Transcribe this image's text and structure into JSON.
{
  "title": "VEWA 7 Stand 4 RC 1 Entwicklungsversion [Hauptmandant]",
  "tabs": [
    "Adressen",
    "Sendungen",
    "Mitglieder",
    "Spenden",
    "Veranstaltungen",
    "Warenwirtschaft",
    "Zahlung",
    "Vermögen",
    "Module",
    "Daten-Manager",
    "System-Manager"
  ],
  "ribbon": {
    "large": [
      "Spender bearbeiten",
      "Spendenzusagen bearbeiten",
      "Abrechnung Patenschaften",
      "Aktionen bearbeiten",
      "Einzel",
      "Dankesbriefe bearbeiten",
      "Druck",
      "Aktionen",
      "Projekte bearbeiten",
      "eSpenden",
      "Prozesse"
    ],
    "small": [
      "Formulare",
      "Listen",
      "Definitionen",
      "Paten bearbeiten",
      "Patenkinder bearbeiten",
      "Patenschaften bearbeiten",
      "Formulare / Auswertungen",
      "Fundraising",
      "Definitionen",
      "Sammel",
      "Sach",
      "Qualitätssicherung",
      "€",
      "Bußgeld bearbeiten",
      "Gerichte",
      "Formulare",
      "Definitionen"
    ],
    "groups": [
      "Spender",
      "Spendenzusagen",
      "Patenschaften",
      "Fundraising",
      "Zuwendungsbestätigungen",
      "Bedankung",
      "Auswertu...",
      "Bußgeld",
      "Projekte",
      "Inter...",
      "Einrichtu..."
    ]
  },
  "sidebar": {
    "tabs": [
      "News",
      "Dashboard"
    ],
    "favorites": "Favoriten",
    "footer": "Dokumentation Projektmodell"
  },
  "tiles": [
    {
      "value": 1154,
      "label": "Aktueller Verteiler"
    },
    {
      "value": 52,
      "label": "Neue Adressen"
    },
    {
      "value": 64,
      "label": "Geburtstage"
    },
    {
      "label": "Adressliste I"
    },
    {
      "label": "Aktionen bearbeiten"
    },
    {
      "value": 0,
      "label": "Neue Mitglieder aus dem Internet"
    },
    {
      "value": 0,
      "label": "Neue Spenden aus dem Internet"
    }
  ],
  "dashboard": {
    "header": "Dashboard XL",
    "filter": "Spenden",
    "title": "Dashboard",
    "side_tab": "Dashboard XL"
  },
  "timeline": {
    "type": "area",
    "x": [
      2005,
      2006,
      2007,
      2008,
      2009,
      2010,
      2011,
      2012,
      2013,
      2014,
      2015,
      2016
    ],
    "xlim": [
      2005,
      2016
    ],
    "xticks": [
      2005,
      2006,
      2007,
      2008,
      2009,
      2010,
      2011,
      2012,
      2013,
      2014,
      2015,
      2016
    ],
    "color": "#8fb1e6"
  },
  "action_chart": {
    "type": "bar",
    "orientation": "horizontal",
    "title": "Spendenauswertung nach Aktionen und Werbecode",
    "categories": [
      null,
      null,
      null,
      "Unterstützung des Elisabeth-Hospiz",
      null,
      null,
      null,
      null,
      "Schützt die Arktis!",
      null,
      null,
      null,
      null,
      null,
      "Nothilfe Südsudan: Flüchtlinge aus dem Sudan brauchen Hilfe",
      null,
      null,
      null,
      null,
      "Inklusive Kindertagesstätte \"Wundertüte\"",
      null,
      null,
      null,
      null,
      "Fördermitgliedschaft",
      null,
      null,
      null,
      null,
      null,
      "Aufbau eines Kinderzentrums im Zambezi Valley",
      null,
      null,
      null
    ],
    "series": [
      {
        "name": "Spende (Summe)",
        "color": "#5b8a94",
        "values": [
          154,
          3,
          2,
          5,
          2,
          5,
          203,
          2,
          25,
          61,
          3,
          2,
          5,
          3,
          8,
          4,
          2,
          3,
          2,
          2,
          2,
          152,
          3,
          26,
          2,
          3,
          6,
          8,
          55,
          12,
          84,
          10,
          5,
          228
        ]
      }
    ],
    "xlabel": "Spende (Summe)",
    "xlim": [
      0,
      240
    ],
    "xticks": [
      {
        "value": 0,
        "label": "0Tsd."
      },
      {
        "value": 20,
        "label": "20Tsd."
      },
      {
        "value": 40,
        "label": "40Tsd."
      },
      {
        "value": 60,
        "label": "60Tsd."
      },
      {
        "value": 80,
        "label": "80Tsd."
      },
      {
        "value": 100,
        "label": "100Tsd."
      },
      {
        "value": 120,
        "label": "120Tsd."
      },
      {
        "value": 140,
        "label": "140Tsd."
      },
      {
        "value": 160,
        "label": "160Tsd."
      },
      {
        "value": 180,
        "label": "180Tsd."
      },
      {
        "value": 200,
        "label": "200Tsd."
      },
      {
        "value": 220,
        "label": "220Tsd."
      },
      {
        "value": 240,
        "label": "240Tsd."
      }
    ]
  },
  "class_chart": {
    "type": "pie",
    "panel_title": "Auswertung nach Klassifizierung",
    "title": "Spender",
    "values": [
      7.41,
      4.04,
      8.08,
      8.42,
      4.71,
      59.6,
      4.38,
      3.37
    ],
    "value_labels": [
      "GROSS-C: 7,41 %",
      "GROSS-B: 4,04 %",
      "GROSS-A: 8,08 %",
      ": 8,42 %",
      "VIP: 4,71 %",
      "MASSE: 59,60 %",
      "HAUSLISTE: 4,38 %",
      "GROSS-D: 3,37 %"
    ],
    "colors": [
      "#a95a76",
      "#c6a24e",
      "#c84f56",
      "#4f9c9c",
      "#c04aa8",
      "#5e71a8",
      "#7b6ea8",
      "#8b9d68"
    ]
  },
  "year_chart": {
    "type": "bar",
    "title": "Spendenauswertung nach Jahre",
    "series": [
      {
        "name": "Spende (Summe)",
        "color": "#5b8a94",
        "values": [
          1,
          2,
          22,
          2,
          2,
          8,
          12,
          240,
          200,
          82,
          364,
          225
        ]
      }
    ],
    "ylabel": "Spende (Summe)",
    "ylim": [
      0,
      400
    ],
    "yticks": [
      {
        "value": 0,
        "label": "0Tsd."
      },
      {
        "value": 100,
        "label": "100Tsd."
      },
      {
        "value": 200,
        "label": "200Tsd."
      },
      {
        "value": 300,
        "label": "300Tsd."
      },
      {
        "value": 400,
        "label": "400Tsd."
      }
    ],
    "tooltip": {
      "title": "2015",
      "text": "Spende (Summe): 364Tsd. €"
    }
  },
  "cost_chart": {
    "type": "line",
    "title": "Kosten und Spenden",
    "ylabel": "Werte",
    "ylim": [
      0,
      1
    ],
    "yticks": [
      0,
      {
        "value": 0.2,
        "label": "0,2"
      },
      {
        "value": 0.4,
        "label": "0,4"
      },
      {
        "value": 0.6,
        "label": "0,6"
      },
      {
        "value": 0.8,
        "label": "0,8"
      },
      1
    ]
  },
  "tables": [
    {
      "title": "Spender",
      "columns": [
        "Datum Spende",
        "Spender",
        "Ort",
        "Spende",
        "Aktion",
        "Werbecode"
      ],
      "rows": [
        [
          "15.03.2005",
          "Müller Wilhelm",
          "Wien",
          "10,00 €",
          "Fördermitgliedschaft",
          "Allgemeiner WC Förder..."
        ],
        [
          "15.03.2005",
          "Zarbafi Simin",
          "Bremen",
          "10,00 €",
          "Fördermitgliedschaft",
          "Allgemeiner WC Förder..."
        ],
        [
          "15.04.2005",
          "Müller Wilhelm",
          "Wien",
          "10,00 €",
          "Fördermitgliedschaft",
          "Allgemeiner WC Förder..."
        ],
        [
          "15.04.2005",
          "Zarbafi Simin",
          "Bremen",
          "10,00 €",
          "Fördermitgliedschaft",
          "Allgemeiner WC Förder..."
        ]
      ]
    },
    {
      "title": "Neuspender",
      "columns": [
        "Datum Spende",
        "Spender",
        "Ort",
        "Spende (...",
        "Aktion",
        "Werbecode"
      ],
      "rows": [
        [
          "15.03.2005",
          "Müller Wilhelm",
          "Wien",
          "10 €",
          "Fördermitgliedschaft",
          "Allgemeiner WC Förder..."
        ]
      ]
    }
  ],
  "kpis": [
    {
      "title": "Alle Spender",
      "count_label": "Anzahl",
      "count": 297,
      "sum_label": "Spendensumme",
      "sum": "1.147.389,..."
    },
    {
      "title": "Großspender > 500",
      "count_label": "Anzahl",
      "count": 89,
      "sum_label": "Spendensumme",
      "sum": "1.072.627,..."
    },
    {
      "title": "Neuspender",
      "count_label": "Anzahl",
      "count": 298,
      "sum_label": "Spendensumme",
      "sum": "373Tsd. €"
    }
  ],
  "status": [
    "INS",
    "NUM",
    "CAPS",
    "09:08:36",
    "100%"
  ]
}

# # # # #

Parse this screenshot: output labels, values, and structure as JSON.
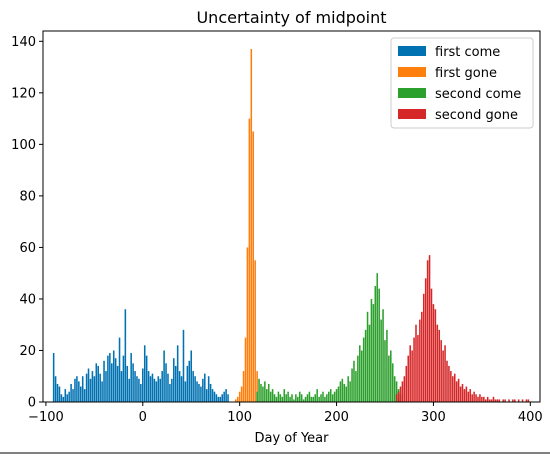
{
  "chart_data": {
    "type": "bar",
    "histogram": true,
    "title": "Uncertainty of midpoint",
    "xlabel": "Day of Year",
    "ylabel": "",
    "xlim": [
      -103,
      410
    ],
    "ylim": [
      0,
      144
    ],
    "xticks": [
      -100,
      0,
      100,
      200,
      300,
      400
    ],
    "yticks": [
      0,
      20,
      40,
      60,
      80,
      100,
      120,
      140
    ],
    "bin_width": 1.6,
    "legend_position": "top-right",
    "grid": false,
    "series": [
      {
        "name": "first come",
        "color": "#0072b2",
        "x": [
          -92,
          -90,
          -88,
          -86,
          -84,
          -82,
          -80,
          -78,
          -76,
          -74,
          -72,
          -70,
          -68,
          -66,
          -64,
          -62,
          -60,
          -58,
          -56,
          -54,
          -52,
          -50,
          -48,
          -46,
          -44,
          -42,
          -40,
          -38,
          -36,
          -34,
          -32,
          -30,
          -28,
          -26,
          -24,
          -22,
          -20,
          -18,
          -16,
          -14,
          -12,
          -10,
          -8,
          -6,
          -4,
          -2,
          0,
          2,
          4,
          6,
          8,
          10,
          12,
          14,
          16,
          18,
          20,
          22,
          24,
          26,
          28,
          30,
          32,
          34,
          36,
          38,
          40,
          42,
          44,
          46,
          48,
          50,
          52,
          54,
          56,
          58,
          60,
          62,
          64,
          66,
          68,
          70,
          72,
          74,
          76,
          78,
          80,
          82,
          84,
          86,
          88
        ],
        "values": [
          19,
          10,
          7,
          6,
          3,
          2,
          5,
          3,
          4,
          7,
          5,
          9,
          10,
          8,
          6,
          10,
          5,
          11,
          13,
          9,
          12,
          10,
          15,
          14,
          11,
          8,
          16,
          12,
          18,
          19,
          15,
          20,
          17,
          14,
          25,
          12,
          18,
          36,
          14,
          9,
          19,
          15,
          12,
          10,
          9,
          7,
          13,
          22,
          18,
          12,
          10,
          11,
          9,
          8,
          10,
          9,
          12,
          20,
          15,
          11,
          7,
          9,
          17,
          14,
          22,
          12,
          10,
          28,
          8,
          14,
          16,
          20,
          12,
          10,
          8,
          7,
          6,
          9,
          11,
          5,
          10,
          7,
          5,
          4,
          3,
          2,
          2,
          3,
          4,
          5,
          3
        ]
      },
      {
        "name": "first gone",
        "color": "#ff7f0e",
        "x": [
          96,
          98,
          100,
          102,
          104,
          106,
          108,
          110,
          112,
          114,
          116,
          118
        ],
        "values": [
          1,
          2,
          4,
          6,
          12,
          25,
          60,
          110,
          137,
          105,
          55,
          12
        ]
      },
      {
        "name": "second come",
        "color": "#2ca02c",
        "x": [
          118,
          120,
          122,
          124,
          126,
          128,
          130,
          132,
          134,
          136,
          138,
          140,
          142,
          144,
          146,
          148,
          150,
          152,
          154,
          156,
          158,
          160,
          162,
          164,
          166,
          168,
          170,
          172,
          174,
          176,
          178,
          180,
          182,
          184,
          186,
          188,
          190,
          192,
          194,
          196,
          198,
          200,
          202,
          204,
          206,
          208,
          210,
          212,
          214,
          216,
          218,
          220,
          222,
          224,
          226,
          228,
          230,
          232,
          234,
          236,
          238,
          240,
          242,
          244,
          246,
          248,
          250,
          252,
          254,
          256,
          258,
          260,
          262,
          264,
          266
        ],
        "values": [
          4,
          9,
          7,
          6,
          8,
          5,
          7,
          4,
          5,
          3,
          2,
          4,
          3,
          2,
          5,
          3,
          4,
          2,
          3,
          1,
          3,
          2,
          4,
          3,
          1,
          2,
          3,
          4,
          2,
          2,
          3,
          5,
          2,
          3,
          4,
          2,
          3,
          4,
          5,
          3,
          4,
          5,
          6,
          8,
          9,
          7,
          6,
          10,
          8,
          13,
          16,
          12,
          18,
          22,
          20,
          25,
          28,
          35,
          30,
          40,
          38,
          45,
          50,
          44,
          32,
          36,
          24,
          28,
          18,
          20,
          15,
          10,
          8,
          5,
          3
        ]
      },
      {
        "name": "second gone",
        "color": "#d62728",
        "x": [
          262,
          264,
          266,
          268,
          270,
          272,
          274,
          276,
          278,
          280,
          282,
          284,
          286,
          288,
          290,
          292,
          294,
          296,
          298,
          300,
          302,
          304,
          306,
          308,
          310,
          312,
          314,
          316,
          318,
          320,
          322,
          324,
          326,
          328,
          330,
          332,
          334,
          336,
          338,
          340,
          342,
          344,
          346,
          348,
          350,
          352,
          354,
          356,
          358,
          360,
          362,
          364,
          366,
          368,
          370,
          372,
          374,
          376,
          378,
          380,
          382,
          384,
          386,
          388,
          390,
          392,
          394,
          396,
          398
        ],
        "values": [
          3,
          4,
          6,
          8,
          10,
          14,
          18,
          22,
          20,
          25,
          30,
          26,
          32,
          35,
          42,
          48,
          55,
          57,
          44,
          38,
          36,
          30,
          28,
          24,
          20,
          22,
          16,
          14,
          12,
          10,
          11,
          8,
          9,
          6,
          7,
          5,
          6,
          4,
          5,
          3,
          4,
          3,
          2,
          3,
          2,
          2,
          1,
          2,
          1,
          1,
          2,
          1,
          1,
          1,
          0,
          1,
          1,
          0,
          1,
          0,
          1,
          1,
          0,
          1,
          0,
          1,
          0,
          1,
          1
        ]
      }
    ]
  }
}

# # # # #

**TASK DETAILS**
Among the lines above, how many contain the string "Neue"? State the number alone.

**ANSWER FOR THE TASK**
3